--- Begin ---

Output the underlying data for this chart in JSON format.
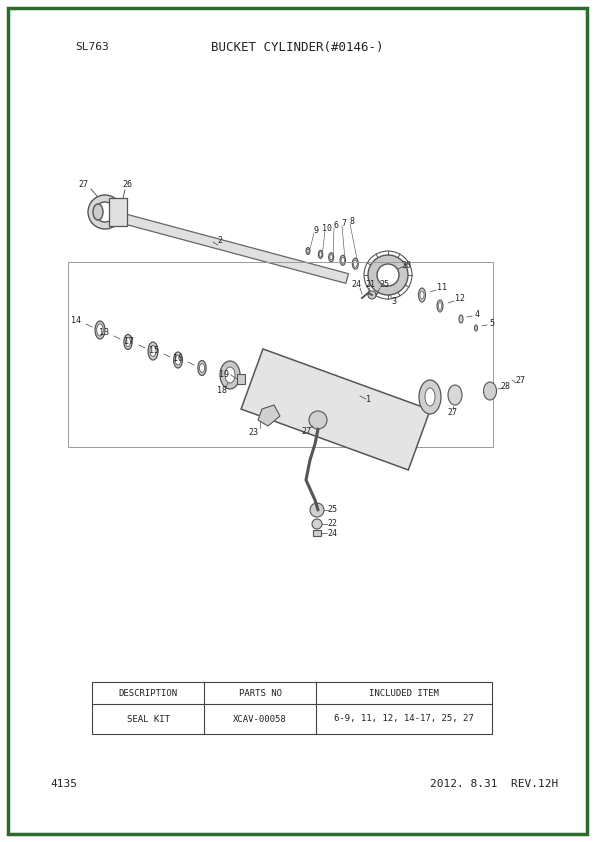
{
  "bg_color": "#ffffff",
  "border_color": "#2d6a2d",
  "page_title_left": "SL763",
  "page_title_center": "BUCKET CYLINDER(#0146-)",
  "page_number": "4135",
  "page_date": "2012. 8.31  REV.12H",
  "table_headers": [
    "DESCRIPTION",
    "PARTS NO",
    "INCLUDED ITEM"
  ],
  "table_row": [
    "SEAL KIT",
    "XCAV-00058",
    "6-9, 11, 12, 14-17, 25, 27"
  ],
  "text_color": "#333333",
  "dark_color": "#222222",
  "line_color": "#444444",
  "light_gray": "#aaaaaa",
  "mid_gray": "#888888"
}
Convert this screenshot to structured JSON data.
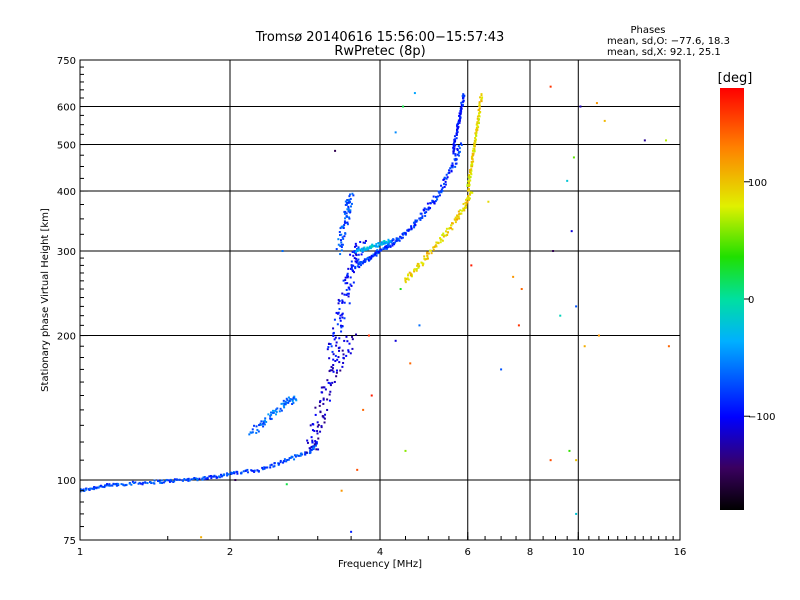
{
  "chart_data": {
    "type": "scatter",
    "title": "Tromsø 20140616 15:56:00−15:57:43",
    "subtitle": "RwPretec (8p)",
    "xlabel": "Frequency [MHz]",
    "ylabel": "Stationary phase Virtual Height [km]",
    "x_scale": "log",
    "y_scale": "log",
    "xlim": [
      1,
      16
    ],
    "ylim": [
      75,
      750
    ],
    "x_ticks": [
      1,
      2,
      4,
      6,
      8,
      10,
      16
    ],
    "y_ticks": [
      75,
      100,
      200,
      300,
      400,
      500,
      600,
      750
    ],
    "x_gridlines": [
      2,
      4,
      6,
      8,
      10
    ],
    "y_gridlines": [
      100,
      200,
      300,
      400,
      500,
      600
    ],
    "stats": {
      "header": "Phases",
      "line_o": "mean, sd,O: −77.6, 18.3",
      "line_x": "mean, sd,X:  92.1, 25.1"
    },
    "colorbar": {
      "label": "[deg]",
      "range": [
        -180,
        180
      ],
      "ticks": [
        {
          "value": 100,
          "label": "100"
        },
        {
          "value": 0,
          "label": "0"
        },
        {
          "value": -100,
          "label": "−100"
        }
      ]
    },
    "traces": [
      {
        "x": [
          1.0,
          1.1,
          1.2,
          1.4,
          1.6,
          1.8,
          2.0,
          2.3,
          2.6,
          2.9,
          3.0
        ],
        "y": [
          95,
          97,
          98,
          99,
          100,
          101,
          103,
          105,
          110,
          115,
          120
        ],
        "phase": -75,
        "spread": 0.015
      },
      {
        "x": [
          2.2,
          2.4,
          2.6,
          2.7
        ],
        "y": [
          125,
          135,
          145,
          148
        ],
        "phase": -60,
        "spread": 0.03
      },
      {
        "x": [
          2.9,
          3.0,
          3.1,
          3.3,
          3.5
        ],
        "y": [
          115,
          130,
          150,
          175,
          200
        ],
        "phase": -115,
        "spread": 0.06
      },
      {
        "x": [
          3.2,
          3.3,
          3.4,
          3.5,
          3.6,
          3.7
        ],
        "y": [
          180,
          210,
          240,
          270,
          300,
          310
        ],
        "phase": -95,
        "spread": 0.05
      },
      {
        "x": [
          3.3,
          3.4,
          3.45,
          3.5
        ],
        "y": [
          300,
          340,
          370,
          390
        ],
        "phase": -70,
        "spread": 0.03
      },
      {
        "x": [
          3.6,
          3.8,
          4.0,
          4.2,
          4.4
        ],
        "y": [
          280,
          290,
          300,
          310,
          320
        ],
        "phase": -80,
        "spread": 0.02
      },
      {
        "x": [
          4.4,
          4.7,
          5.0,
          5.3,
          5.6,
          5.8
        ],
        "y": [
          320,
          340,
          370,
          400,
          450,
          500
        ],
        "phase": -85,
        "spread": 0.02
      },
      {
        "x": [
          5.6,
          5.7,
          5.8,
          5.9
        ],
        "y": [
          480,
          530,
          580,
          640
        ],
        "phase": -90,
        "spread": 0.01
      },
      {
        "x": [
          4.5,
          4.8,
          5.2,
          5.6,
          5.9,
          6.1
        ],
        "y": [
          260,
          280,
          310,
          340,
          370,
          400
        ],
        "phase": 95,
        "spread": 0.02
      },
      {
        "x": [
          6.0,
          6.1,
          6.2,
          6.3,
          6.4
        ],
        "y": [
          400,
          450,
          500,
          560,
          640
        ],
        "phase": 90,
        "spread": 0.01
      },
      {
        "x": [
          3.6,
          3.8,
          4.0,
          4.2
        ],
        "y": [
          300,
          305,
          310,
          315
        ],
        "phase": -30,
        "spread": 0.015
      }
    ],
    "scatter_points": [
      {
        "x": 1.75,
        "y": 76,
        "phase": 110
      },
      {
        "x": 3.25,
        "y": 485,
        "phase": -150
      },
      {
        "x": 4.45,
        "y": 600,
        "phase": 20
      },
      {
        "x": 4.7,
        "y": 640,
        "phase": -40
      },
      {
        "x": 4.3,
        "y": 530,
        "phase": -50
      },
      {
        "x": 8.8,
        "y": 660,
        "phase": 160
      },
      {
        "x": 10.1,
        "y": 600,
        "phase": -120
      },
      {
        "x": 10.9,
        "y": 610,
        "phase": 120
      },
      {
        "x": 11.3,
        "y": 560,
        "phase": 105
      },
      {
        "x": 13.6,
        "y": 510,
        "phase": -130
      },
      {
        "x": 15.0,
        "y": 510,
        "phase": 70
      },
      {
        "x": 9.8,
        "y": 470,
        "phase": 50
      },
      {
        "x": 9.5,
        "y": 420,
        "phase": -20
      },
      {
        "x": 8.9,
        "y": 300,
        "phase": -150
      },
      {
        "x": 9.7,
        "y": 330,
        "phase": -110
      },
      {
        "x": 9.9,
        "y": 230,
        "phase": -70
      },
      {
        "x": 9.2,
        "y": 220,
        "phase": -10
      },
      {
        "x": 10.3,
        "y": 190,
        "phase": 110
      },
      {
        "x": 11.0,
        "y": 200,
        "phase": 120
      },
      {
        "x": 15.2,
        "y": 190,
        "phase": 140
      },
      {
        "x": 9.6,
        "y": 115,
        "phase": 40
      },
      {
        "x": 9.9,
        "y": 110,
        "phase": 100
      },
      {
        "x": 9.9,
        "y": 85,
        "phase": -20
      },
      {
        "x": 8.8,
        "y": 110,
        "phase": 150
      },
      {
        "x": 7.7,
        "y": 250,
        "phase": 140
      },
      {
        "x": 7.6,
        "y": 210,
        "phase": 160
      },
      {
        "x": 7.4,
        "y": 265,
        "phase": 120
      },
      {
        "x": 7.0,
        "y": 170,
        "phase": -70
      },
      {
        "x": 6.1,
        "y": 280,
        "phase": 170
      },
      {
        "x": 6.6,
        "y": 380,
        "phase": 90
      },
      {
        "x": 3.8,
        "y": 200,
        "phase": 160
      },
      {
        "x": 3.85,
        "y": 150,
        "phase": 170
      },
      {
        "x": 3.7,
        "y": 140,
        "phase": 140
      },
      {
        "x": 3.6,
        "y": 105,
        "phase": 150
      },
      {
        "x": 3.35,
        "y": 95,
        "phase": 120
      },
      {
        "x": 3.5,
        "y": 78,
        "phase": -90
      },
      {
        "x": 4.4,
        "y": 250,
        "phase": 30
      },
      {
        "x": 4.8,
        "y": 210,
        "phase": -60
      },
      {
        "x": 4.3,
        "y": 195,
        "phase": -110
      },
      {
        "x": 4.6,
        "y": 175,
        "phase": 140
      },
      {
        "x": 4.5,
        "y": 115,
        "phase": 60
      },
      {
        "x": 2.55,
        "y": 300,
        "phase": -60
      },
      {
        "x": 2.6,
        "y": 98,
        "phase": 20
      },
      {
        "x": 2.05,
        "y": 100,
        "phase": -150
      }
    ]
  }
}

--- End ---

— Instructions for the task —
Scan the material above. Copy each line that holds the word "this".

— Task output —
Output the underlying data for this chart in JSON format.
Convert this screenshot to structured JSON data.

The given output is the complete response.